[BEGIN DATA FOR THE TASK]

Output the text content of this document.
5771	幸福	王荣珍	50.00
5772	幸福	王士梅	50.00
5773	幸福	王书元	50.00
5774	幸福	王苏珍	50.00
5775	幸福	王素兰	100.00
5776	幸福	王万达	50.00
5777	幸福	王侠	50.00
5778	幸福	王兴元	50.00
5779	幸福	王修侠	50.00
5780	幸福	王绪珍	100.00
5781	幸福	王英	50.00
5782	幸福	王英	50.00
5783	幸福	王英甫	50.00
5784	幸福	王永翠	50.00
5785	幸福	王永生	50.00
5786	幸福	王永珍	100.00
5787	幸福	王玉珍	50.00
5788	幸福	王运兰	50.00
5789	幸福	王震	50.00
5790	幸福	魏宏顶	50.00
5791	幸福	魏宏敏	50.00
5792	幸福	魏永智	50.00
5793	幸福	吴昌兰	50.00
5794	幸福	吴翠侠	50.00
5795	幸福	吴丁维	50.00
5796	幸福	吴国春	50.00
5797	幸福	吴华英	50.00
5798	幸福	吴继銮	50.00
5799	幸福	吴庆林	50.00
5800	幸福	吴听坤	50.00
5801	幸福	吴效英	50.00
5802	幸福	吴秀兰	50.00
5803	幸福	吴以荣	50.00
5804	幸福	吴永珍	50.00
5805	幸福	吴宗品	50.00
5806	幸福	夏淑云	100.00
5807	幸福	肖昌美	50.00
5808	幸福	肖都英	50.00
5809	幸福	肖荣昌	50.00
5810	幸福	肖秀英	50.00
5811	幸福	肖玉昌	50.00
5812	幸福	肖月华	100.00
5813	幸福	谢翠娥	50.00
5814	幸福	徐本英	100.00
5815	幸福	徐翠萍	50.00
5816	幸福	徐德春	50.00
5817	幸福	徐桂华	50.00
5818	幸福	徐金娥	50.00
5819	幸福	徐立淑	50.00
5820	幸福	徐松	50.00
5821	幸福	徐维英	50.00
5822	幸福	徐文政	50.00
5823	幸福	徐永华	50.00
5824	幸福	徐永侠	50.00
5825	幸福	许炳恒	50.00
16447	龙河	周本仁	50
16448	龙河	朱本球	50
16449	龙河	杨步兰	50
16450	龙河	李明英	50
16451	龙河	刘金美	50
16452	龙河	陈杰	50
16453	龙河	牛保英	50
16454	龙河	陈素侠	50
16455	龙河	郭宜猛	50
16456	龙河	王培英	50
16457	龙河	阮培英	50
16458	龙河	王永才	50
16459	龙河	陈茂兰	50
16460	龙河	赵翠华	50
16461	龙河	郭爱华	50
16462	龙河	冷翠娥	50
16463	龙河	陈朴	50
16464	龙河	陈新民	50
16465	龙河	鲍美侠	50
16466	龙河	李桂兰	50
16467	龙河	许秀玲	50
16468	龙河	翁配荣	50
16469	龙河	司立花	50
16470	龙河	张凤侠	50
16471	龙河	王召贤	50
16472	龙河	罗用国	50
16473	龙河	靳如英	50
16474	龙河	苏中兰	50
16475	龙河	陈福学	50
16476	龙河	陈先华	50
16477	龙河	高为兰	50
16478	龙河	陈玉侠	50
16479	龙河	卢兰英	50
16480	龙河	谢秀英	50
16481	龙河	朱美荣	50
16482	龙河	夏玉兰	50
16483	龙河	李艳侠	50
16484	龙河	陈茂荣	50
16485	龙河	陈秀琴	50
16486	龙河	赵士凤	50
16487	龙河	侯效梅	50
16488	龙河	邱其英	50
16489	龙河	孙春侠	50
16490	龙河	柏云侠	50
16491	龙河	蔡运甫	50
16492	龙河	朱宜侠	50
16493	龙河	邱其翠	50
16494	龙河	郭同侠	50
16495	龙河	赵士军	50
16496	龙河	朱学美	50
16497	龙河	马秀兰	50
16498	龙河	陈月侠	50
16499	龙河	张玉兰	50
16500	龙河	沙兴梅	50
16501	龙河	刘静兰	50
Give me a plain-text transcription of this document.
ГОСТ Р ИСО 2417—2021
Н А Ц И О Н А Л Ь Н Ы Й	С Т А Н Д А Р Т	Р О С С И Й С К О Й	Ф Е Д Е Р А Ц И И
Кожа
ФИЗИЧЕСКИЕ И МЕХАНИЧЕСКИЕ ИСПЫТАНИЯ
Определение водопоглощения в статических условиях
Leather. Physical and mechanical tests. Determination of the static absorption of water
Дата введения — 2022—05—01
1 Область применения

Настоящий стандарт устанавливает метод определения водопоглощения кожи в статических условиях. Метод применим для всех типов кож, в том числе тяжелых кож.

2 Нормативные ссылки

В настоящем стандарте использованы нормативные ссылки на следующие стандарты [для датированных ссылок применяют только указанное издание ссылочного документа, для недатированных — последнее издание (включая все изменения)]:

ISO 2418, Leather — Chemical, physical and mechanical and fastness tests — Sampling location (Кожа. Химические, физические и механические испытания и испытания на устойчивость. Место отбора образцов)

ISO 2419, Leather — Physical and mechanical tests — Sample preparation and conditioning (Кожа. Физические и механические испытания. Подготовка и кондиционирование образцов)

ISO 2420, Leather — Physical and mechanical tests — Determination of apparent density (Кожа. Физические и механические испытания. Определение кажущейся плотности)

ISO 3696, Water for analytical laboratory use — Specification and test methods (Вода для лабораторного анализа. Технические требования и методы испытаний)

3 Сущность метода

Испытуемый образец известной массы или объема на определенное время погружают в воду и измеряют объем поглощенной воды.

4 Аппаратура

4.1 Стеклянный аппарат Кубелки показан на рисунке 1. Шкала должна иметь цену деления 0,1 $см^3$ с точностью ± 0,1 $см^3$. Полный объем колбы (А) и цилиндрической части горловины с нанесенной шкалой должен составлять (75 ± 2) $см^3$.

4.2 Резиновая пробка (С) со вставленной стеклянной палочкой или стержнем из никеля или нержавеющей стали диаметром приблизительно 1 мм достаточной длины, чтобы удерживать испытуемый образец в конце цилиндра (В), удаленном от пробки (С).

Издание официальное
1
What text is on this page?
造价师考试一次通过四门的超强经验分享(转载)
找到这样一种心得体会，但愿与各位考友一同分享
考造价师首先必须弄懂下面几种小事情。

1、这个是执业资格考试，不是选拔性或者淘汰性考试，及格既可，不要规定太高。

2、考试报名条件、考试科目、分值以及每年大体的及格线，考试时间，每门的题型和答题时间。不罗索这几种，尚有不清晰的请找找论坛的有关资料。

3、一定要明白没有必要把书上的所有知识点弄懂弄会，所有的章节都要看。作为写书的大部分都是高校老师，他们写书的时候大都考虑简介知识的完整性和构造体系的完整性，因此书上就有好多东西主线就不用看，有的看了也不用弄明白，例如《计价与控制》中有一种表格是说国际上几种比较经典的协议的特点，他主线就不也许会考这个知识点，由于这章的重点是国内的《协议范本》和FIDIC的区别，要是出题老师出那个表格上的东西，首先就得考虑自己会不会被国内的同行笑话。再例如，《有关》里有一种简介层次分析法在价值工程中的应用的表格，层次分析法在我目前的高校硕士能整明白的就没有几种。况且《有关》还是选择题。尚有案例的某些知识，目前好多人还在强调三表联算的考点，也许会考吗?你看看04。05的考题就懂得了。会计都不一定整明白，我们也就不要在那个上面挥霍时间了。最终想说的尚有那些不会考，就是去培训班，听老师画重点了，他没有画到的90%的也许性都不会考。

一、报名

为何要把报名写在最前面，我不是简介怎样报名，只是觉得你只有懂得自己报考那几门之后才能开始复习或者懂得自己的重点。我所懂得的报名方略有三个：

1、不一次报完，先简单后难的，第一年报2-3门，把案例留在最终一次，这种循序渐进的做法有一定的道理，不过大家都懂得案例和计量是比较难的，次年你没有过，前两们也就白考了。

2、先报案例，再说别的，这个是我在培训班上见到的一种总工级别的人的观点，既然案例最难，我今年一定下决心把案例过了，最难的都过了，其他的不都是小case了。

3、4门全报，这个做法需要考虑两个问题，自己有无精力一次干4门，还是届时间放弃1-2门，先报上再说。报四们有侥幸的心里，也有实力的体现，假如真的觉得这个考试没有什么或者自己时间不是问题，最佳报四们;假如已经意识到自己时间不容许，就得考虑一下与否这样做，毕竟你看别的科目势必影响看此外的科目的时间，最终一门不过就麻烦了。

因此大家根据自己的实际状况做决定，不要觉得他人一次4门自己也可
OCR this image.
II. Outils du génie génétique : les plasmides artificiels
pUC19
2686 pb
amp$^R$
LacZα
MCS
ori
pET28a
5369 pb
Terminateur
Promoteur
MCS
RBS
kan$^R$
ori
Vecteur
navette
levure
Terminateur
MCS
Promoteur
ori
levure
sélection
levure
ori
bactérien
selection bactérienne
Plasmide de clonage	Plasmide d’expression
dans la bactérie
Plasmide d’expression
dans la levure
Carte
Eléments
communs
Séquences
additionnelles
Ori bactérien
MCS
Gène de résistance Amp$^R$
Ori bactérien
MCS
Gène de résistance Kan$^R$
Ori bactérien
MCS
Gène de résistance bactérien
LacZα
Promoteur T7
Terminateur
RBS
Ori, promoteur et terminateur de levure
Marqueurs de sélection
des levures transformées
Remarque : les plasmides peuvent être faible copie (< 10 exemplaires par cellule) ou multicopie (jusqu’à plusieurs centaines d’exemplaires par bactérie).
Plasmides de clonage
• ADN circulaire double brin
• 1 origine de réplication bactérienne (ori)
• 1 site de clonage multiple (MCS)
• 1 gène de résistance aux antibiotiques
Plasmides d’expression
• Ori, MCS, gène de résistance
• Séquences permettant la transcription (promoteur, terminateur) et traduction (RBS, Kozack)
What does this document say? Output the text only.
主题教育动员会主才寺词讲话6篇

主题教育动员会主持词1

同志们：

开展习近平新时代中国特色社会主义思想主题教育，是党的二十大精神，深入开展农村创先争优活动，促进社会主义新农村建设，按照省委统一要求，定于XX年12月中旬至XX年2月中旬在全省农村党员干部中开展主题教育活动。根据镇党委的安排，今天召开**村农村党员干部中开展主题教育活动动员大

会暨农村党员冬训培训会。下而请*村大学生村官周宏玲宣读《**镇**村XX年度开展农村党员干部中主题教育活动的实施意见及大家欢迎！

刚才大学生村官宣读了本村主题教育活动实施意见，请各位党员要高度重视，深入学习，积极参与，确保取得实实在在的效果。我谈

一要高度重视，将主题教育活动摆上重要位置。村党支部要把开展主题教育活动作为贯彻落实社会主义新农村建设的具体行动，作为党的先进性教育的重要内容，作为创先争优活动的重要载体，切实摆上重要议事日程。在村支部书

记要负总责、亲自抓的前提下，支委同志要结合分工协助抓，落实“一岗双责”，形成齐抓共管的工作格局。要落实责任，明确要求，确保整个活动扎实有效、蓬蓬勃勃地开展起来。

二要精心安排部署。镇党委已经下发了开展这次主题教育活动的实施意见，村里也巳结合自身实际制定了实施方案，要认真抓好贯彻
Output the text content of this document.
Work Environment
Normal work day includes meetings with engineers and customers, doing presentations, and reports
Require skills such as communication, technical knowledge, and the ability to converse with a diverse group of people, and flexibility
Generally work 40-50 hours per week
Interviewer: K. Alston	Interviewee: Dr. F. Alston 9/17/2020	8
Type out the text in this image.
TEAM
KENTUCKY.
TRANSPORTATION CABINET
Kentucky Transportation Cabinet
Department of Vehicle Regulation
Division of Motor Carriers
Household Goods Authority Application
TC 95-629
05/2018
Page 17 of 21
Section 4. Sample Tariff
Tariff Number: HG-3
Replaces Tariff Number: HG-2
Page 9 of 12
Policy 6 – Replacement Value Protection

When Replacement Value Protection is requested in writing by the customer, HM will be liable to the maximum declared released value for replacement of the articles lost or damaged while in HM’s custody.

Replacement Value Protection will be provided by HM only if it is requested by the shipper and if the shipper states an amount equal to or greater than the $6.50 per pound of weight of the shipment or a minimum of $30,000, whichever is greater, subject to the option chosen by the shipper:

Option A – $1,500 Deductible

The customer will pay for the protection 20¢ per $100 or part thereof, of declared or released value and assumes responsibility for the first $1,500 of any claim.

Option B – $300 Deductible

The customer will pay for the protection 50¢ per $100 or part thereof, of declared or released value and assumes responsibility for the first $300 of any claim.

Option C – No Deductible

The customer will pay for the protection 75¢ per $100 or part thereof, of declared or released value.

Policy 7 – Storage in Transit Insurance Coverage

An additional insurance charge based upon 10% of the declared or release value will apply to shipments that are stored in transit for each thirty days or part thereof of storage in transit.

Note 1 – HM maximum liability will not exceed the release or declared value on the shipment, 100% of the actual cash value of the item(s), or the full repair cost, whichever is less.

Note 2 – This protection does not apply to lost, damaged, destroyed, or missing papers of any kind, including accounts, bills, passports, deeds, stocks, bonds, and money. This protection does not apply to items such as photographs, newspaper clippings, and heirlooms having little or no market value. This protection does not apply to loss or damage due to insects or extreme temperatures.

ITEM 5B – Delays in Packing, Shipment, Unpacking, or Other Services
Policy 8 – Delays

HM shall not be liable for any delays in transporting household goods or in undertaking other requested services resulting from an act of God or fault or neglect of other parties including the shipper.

[END DATA FOR THE TASK]

§ **WHAT THE TASK ASKS**:
Look for the word "with" in every line of the listing and copy the lines that have it.

§ **EXERCISE OUTPUT**:
Normal work day includes meetings with engineers and customers, doing presentations, and reports
Require skills such as communication, technical knowledge, and the ability to converse with a diverse group of people, and flexibility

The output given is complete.